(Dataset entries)

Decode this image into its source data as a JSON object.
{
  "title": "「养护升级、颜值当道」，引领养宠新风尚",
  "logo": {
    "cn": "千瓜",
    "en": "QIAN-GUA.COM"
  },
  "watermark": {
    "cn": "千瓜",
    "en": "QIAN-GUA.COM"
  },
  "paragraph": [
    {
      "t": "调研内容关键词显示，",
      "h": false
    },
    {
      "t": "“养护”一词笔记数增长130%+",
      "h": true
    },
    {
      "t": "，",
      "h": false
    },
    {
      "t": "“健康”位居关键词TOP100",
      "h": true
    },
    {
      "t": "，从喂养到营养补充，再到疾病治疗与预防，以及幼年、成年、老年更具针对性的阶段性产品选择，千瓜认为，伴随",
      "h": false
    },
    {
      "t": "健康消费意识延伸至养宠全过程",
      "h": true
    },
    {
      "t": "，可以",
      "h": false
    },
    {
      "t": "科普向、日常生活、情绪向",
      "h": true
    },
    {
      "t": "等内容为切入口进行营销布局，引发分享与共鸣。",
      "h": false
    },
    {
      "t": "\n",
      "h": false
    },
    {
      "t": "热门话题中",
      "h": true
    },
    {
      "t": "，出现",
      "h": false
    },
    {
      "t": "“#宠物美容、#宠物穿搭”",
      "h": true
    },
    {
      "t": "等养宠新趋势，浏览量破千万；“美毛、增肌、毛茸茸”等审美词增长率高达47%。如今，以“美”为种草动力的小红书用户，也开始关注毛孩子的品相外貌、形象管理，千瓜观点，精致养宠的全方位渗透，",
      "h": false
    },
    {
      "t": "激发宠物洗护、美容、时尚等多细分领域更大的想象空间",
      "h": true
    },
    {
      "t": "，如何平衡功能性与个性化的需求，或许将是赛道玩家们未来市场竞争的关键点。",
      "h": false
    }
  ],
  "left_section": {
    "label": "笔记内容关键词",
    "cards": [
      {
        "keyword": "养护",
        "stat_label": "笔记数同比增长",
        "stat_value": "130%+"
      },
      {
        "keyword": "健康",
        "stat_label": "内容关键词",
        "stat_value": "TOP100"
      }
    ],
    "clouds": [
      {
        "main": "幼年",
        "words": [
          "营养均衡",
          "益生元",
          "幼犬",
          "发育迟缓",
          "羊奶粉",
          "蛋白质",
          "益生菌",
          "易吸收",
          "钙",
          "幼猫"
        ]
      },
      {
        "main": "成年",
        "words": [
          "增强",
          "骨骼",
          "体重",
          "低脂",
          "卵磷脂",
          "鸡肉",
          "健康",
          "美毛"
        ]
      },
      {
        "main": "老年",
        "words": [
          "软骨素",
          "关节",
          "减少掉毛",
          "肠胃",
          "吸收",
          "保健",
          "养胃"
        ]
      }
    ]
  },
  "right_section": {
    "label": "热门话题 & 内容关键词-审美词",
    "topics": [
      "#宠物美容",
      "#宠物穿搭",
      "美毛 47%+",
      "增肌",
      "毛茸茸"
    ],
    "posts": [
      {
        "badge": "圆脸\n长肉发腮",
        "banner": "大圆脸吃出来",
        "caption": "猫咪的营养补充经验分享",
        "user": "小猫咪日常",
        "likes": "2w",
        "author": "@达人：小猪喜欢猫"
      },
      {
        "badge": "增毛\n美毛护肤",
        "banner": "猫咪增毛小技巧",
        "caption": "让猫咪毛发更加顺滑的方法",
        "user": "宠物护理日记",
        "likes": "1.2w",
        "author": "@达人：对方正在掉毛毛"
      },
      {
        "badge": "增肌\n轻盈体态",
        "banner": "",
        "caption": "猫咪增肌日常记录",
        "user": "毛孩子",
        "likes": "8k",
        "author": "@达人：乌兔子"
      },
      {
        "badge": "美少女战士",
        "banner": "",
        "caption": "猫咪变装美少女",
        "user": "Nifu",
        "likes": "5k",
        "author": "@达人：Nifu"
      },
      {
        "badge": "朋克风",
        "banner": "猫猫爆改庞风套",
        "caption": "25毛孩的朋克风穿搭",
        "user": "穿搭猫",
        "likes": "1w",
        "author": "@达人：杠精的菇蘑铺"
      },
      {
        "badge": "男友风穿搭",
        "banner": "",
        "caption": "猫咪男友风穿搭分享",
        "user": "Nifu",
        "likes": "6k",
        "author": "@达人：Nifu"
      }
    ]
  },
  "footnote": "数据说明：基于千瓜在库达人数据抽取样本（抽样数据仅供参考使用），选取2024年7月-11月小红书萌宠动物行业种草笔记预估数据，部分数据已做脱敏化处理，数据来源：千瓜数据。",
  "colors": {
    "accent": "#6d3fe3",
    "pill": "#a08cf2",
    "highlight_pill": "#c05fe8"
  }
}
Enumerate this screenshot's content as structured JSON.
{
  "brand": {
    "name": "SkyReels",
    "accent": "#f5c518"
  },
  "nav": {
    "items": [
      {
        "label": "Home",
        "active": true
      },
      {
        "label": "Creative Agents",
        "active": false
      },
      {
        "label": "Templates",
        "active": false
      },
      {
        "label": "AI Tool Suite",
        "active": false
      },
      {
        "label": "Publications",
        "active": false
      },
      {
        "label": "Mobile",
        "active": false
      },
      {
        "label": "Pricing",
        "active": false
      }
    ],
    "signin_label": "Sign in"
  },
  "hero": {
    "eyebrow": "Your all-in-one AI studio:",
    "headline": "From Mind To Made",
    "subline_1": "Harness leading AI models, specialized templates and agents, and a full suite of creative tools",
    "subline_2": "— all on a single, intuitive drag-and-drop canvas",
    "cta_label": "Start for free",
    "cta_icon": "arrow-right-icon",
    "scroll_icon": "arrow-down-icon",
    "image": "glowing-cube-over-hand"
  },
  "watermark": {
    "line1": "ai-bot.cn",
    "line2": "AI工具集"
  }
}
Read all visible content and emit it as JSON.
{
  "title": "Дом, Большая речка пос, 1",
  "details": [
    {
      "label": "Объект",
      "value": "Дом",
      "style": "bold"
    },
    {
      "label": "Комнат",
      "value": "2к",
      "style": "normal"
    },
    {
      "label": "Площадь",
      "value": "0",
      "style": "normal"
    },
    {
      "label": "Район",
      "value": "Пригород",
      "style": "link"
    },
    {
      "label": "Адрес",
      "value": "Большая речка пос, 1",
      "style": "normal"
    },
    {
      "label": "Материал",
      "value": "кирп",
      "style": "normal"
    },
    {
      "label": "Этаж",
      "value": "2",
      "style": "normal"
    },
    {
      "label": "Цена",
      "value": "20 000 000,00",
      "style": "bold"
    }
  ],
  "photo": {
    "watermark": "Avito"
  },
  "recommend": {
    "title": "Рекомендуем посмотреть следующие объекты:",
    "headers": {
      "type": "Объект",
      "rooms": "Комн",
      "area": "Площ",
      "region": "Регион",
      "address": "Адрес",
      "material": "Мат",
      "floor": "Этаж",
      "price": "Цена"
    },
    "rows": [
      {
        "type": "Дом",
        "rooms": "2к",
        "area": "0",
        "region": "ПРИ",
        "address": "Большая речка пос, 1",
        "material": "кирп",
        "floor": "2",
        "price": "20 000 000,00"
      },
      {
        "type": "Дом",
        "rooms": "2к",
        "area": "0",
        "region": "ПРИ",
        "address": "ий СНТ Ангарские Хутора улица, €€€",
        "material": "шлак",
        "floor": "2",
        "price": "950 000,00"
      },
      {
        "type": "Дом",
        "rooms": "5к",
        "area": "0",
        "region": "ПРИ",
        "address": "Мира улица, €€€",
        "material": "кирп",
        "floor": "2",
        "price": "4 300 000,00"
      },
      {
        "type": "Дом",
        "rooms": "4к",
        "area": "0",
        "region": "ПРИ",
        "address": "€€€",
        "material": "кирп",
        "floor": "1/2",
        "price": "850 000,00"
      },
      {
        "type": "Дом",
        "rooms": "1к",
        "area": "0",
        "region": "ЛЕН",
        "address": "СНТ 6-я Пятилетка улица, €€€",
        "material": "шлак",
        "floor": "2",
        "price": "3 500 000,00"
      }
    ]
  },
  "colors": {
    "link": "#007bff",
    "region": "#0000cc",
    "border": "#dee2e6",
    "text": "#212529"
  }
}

- **TASK DIRECTIONS**
Check all the records above and select each line where the string "content" is found.

- **COMPLETED TASK**
Enumerate this screenshot's content as structured JSON.
Read all visible content and emit it as JSON.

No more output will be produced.